/---

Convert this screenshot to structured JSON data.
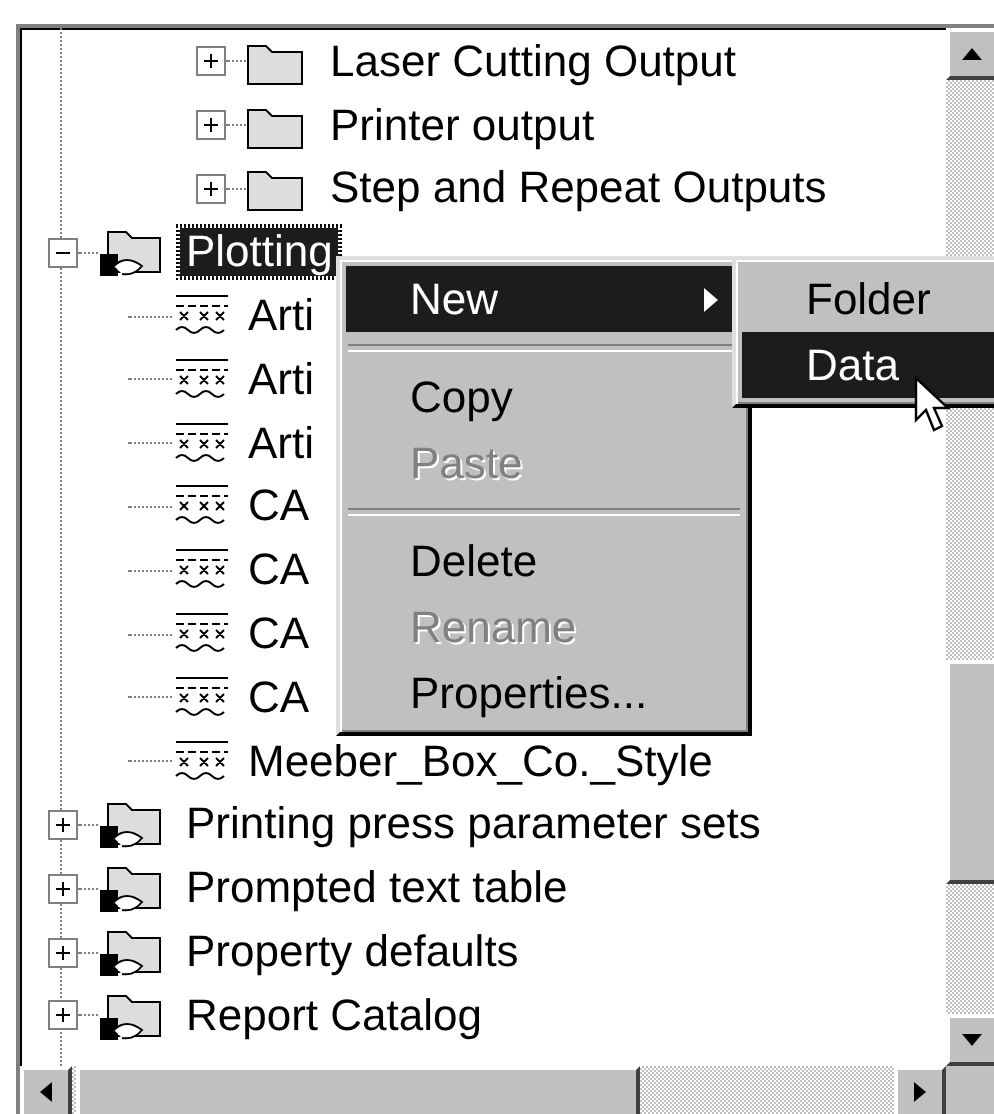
{
  "tree": {
    "continued_children": [
      {
        "label": "Laser Cutting Output",
        "kind": "folder",
        "expanded": false,
        "selected": false
      },
      {
        "label": "Printer output",
        "kind": "folder",
        "expanded": false,
        "selected": false
      },
      {
        "label": "Step and Repeat Outputs",
        "kind": "folder",
        "expanded": false,
        "selected": false
      }
    ],
    "items": [
      {
        "label": "Plotting",
        "kind": "catalog",
        "expanded": true,
        "selected": true,
        "children": [
          {
            "label": "Arti",
            "kind": "data",
            "selected": false
          },
          {
            "label": "Arti",
            "kind": "data",
            "selected": false
          },
          {
            "label": "Arti",
            "kind": "data",
            "selected": false
          },
          {
            "label": "CA",
            "kind": "data",
            "selected": false
          },
          {
            "label": "CA",
            "kind": "data",
            "selected": false
          },
          {
            "label": "CA",
            "kind": "data",
            "selected": false
          },
          {
            "label": "CA",
            "kind": "data",
            "selected": false
          },
          {
            "label": "Meeber_Box_Co._Style",
            "kind": "data",
            "selected": false
          }
        ]
      },
      {
        "label": "Printing press parameter sets",
        "kind": "catalog",
        "expanded": false,
        "selected": false
      },
      {
        "label": "Prompted text table",
        "kind": "catalog",
        "expanded": false,
        "selected": false
      },
      {
        "label": "Property defaults",
        "kind": "catalog",
        "expanded": false,
        "selected": false
      },
      {
        "label": "Report Catalog",
        "kind": "catalog",
        "expanded": false,
        "selected": false
      }
    ]
  },
  "context_menu": {
    "items": [
      {
        "kind": "item",
        "label": "New",
        "submenu": true,
        "selected": true,
        "disabled": false
      },
      {
        "kind": "separator"
      },
      {
        "kind": "item",
        "label": "Copy",
        "submenu": false,
        "selected": false,
        "disabled": false
      },
      {
        "kind": "item",
        "label": "Paste",
        "submenu": false,
        "selected": false,
        "disabled": true
      },
      {
        "kind": "separator"
      },
      {
        "kind": "item",
        "label": "Delete",
        "submenu": false,
        "selected": false,
        "disabled": false
      },
      {
        "kind": "item",
        "label": "Rename",
        "submenu": false,
        "selected": false,
        "disabled": true
      },
      {
        "kind": "item",
        "label": "Properties...",
        "submenu": false,
        "selected": false,
        "disabled": false
      }
    ]
  },
  "submenu": {
    "items": [
      {
        "label": "Folder",
        "selected": false
      },
      {
        "label": "Data",
        "selected": true
      }
    ]
  }
}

\---

◆ Task details ◆
Without the pictures, reproduce every line of the records above exactly.

◆ Expected output ◆
Convert this screenshot to structured JSON data.
{
  "tree": {
    "continued_children": [
      {
        "label": "Laser Cutting Output",
        "kind": "folder",
        "expanded": false,
        "selected": false
      },
      {
        "label": "Printer output",
        "kind": "folder",
        "expanded": false,
        "selected": false
      },
      {
        "label": "Step and Repeat Outputs",
        "kind": "folder",
        "expanded": false,
        "selected": false
      }
    ],
    "items": [
      {
        "label": "Plotting",
        "kind": "catalog",
        "expanded": true,
        "selected": true,
        "children": [
          {
            "label": "Arti",
            "kind": "data",
            "selected": false
          },
          {
            "label": "Arti",
            "kind": "data",
            "selected": false
          },
          {
            "label": "Arti",
            "kind": "data",
            "selected": false
          },
          {
            "label": "CA",
            "kind": "data",
            "selected": false
          },
          {
            "label": "CA",
            "kind": "data",
            "selected": false
          },
          {
            "label": "CA",
            "kind": "data",
            "selected": false
          },
          {
            "label": "CA",
            "kind": "data",
            "selected": false
          },
          {
            "label": "Meeber_Box_Co._Style",
            "kind": "data",
            "selected": false
          }
        ]
      },
      {
        "label": "Printing press parameter sets",
        "kind": "catalog",
        "expanded": false,
        "selected": false
      },
      {
        "label": "Prompted text table",
        "kind": "catalog",
        "expanded": false,
        "selected": false
      },
      {
        "label": "Property defaults",
        "kind": "catalog",
        "expanded": false,
        "selected": false
      },
      {
        "label": "Report Catalog",
        "kind": "catalog",
        "expanded": false,
        "selected": false
      }
    ]
  },
  "context_menu": {
    "items": [
      {
        "kind": "item",
        "label": "New",
        "submenu": true,
        "selected": true,
        "disabled": false
      },
      {
        "kind": "separator"
      },
      {
        "kind": "item",
        "label": "Copy",
        "submenu": false,
        "selected": false,
        "disabled": false
      },
      {
        "kind": "item",
        "label": "Paste",
        "submenu": false,
        "selected": false,
        "disabled": true
      },
      {
        "kind": "separator"
      },
      {
        "kind": "item",
        "label": "Delete",
        "submenu": false,
        "selected": false,
        "disabled": false
      },
      {
        "kind": "item",
        "label": "Rename",
        "submenu": false,
        "selected": false,
        "disabled": true
      },
      {
        "kind": "item",
        "label": "Properties...",
        "submenu": false,
        "selected": false,
        "disabled": false
      }
    ]
  },
  "submenu": {
    "items": [
      {
        "label": "Folder",
        "selected": false
      },
      {
        "label": "Data",
        "selected": true
      }
    ]
  }
}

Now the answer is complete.